» **Textabschnitt**
.....

Letztlich kann dies jedoch dahingestellt bleiben. Denn selbst wenn der von der Beigeladenen zu 7) behauptete Tatbestand einer deutlich häufigeren Betroffenheit von Frauen feststünde, ließe dies nicht auf eine verbotene mittelbare Diskriminierung schließen. Denn für die dann feststehende Ungleichbehandlung von Männern und Frauen bestünden objektiv gerechtfertigte Gründe, die nicht ihrerseits in einer Diskriminierung wurzeln. Zu solchen Gründen zählen nach der ständigen Rechtsprechung des Europäischen Gerichtshofs (EuGH) nämlich notwendige sozialpolitische Ziele und dabei insbesondere das Ziel, die öffentlichen Ausgaben für das Gesundheitswesen zu steuern (EuGH, Urt. v. 15.05.1986 - Rs. 222/84 - Johnston - Sl.g 1986, 1651 Rdnr. 22; EuGH, Urt. v. 06.04.2000 - C-226/98 - Joergensen). Ein derartiges Ziel liegt jedoch § 95 Abs. 10 Satz 1 Nr. 3 SGB V zu Grunde. Denn der Gesetzgeber wollte mit der Einführung dieser Regelung die mit der Bedarfsplanung verfolgten Zwecke (gleichmäßige Verteilung und Kostendämpfung) möglichst weitgehend umsetzen (vgl. BSG SozR 3-2500 § 95 Nr. 25, S. 109 unter Hinweis auf die Ausschussempfehlung). Die Regelung des § 95 Abs. 10 Satz 1 Nr. 3 SGB V ist zur Erreichung dieses Ziels geeignet, erforderlich und auch im engeren Sinn angemessen (vgl. zu diesem Kriterium EuGH Urt. v. 02.10.1997 - C-1/95 - Gerster - Slg. 1997, I-5253 Rdnrn. 35 ff.). Bedenkt man nämlich, dass es sich bei der Stabilität des Krankenversicherungssystems um ein besonders wichtiges Gemeinschaftsgut handelt, so muss demgegenüber der Anspruch der nur in Teilzeit tätigen Psychotherapeutinnen auf Gleichbehandlung mit ihren in Vollzeit arbeitenden Kolleginnen und Kollegen zurücktreten.

.....

Gespeicherte Einträge
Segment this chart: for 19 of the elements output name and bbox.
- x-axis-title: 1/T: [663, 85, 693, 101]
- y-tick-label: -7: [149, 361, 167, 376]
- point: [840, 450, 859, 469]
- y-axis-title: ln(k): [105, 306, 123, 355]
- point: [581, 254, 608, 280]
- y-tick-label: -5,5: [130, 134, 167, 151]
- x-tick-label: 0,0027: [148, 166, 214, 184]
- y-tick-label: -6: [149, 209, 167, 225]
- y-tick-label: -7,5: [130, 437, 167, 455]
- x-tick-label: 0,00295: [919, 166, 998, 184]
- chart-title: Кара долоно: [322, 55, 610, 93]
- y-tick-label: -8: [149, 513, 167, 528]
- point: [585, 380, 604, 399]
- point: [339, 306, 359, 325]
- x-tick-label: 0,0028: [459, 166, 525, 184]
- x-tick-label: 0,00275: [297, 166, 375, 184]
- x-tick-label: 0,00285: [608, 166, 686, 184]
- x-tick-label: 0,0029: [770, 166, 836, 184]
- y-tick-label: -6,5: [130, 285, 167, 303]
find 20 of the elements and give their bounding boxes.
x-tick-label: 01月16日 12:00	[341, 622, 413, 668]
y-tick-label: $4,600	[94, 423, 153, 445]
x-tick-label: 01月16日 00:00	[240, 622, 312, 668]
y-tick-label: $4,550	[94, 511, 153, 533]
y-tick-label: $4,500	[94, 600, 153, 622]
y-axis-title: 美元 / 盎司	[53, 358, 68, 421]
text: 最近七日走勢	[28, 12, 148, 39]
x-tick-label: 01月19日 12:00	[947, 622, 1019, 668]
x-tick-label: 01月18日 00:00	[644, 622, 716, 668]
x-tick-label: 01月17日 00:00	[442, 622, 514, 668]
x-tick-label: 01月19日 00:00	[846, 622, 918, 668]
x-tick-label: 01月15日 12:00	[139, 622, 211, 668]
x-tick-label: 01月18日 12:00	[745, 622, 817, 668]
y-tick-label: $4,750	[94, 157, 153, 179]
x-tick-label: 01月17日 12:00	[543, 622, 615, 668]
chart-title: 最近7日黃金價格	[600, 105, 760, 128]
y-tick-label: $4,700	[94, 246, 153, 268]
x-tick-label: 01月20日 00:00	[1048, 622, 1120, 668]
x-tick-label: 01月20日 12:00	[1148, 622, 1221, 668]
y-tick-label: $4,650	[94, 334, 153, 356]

.....

» **Arbeitsanweisung**
Wie lautet dieser Satz aus dem Textabschnitt auf Englisch: „Bedenkt man nämlich, dass es sich bei der Stabilität des Krankenversicherungssystems um ein besonders wichtiges Gemeinschaftsgut handelt, so muss demgegenüber der Anspruch der nur in Teilzeit tätigen Psychotherapeutinnen auf Gleichbehandlung mit ihren in Vollzeit arbeitenden Kolleginnen und Kollegen zurücktreten.“? Die Daten sind hierfür ohne Belang.

» **Ergebnis**
For if one considers that the stability of the health insurance system is a particularly important common good, then the claim of the female psychotherapists working only part-time to equal treatment with their full-time colleagues must yield to it.